Without changing a character, return the entries, but not the images they hold.

---------- ROWS

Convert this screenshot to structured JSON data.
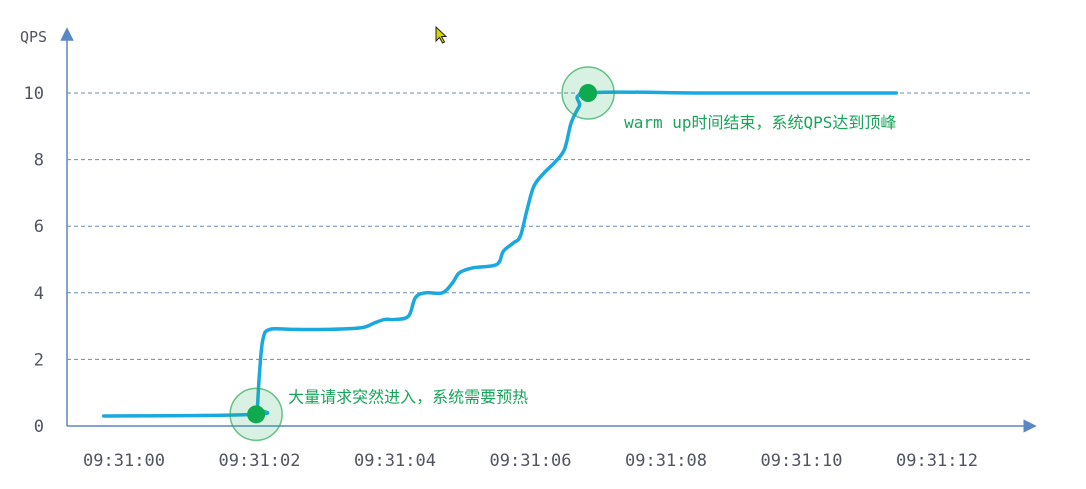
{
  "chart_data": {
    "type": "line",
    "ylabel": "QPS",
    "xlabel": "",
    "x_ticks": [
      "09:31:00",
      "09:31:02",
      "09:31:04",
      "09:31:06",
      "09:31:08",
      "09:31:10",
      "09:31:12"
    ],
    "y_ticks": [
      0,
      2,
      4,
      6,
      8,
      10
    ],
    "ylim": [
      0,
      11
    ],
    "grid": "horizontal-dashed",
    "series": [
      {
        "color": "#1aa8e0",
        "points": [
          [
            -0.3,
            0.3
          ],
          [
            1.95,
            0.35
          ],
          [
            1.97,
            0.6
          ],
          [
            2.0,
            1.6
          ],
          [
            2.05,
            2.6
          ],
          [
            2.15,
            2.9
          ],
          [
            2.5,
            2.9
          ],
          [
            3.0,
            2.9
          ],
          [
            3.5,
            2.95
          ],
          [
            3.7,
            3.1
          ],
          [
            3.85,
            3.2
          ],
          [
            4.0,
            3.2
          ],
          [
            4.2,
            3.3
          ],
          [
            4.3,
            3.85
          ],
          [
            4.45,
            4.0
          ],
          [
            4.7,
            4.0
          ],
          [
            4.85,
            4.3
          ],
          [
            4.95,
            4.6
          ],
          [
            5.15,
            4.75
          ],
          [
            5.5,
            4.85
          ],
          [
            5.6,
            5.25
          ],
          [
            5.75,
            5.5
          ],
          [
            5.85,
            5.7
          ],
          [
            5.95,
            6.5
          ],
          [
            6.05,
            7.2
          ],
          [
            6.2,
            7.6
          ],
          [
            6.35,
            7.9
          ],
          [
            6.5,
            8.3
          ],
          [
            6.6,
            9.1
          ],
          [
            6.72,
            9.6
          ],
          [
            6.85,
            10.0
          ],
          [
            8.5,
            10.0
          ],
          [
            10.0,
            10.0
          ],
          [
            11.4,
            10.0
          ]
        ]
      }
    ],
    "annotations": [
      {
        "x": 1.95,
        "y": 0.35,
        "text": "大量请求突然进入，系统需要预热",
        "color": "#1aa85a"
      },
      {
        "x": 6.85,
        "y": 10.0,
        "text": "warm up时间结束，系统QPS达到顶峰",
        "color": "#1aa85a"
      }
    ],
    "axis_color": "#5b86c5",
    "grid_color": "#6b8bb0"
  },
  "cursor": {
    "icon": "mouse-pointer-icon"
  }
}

--------------------

TASK SOLUTION
Convert this screenshot to structured JSON data.
{
  "chart_data": {
    "type": "line",
    "ylabel": "QPS",
    "xlabel": "",
    "x_ticks": [
      "09:31:00",
      "09:31:02",
      "09:31:04",
      "09:31:06",
      "09:31:08",
      "09:31:10",
      "09:31:12"
    ],
    "y_ticks": [
      0,
      2,
      4,
      6,
      8,
      10
    ],
    "ylim": [
      0,
      11
    ],
    "grid": "horizontal-dashed",
    "series": [
      {
        "color": "#1aa8e0",
        "points": [
          [
            -0.3,
            0.3
          ],
          [
            1.95,
            0.35
          ],
          [
            1.97,
            0.6
          ],
          [
            2.0,
            1.6
          ],
          [
            2.05,
            2.6
          ],
          [
            2.15,
            2.9
          ],
          [
            2.5,
            2.9
          ],
          [
            3.0,
            2.9
          ],
          [
            3.5,
            2.95
          ],
          [
            3.7,
            3.1
          ],
          [
            3.85,
            3.2
          ],
          [
            4.0,
            3.2
          ],
          [
            4.2,
            3.3
          ],
          [
            4.3,
            3.85
          ],
          [
            4.45,
            4.0
          ],
          [
            4.7,
            4.0
          ],
          [
            4.85,
            4.3
          ],
          [
            4.95,
            4.6
          ],
          [
            5.15,
            4.75
          ],
          [
            5.5,
            4.85
          ],
          [
            5.6,
            5.25
          ],
          [
            5.75,
            5.5
          ],
          [
            5.85,
            5.7
          ],
          [
            5.95,
            6.5
          ],
          [
            6.05,
            7.2
          ],
          [
            6.2,
            7.6
          ],
          [
            6.35,
            7.9
          ],
          [
            6.5,
            8.3
          ],
          [
            6.6,
            9.1
          ],
          [
            6.72,
            9.6
          ],
          [
            6.85,
            10.0
          ],
          [
            8.5,
            10.0
          ],
          [
            10.0,
            10.0
          ],
          [
            11.4,
            10.0
          ]
        ]
      }
    ],
    "annotations": [
      {
        "x": 1.95,
        "y": 0.35,
        "text": "大量请求突然进入，系统需要预热",
        "color": "#1aa85a"
      },
      {
        "x": 6.85,
        "y": 10.0,
        "text": "warm up时间结束，系统QPS达到顶峰",
        "color": "#1aa85a"
      }
    ],
    "axis_color": "#5b86c5",
    "grid_color": "#6b8bb0"
  },
  "cursor": {
    "icon": "mouse-pointer-icon"
  }
}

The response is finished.